··· Provided data ···
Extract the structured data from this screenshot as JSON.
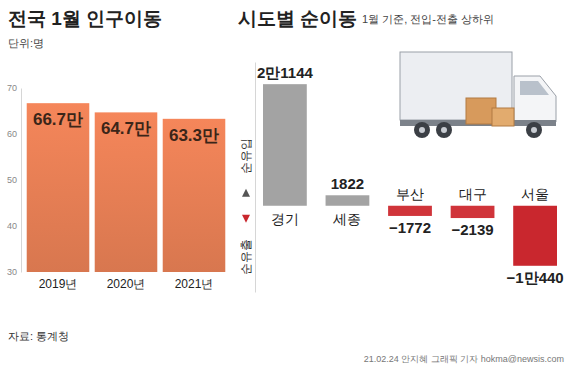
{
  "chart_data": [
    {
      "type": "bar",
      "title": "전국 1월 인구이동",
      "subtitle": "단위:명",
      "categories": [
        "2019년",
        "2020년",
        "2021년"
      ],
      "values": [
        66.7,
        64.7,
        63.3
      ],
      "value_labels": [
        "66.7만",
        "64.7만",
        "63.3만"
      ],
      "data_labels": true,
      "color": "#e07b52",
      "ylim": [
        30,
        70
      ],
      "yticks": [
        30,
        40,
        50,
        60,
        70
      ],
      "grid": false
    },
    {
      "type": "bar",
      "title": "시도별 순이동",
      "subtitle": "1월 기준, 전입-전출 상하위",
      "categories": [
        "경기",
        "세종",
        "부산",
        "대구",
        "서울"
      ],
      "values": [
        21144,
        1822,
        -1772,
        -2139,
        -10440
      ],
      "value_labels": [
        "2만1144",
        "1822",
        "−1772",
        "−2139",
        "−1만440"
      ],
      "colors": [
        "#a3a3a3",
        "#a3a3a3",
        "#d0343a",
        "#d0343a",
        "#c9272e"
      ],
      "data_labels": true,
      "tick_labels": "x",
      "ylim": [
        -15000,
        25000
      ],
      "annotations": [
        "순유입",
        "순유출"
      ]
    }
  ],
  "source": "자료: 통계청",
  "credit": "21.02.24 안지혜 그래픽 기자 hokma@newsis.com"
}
···
Show all lines from the data above in which the word "subtitle" appears.

The output:
      "subtitle": "단위:명",
      "subtitle": "1월 기준, 전입-전출 상하위",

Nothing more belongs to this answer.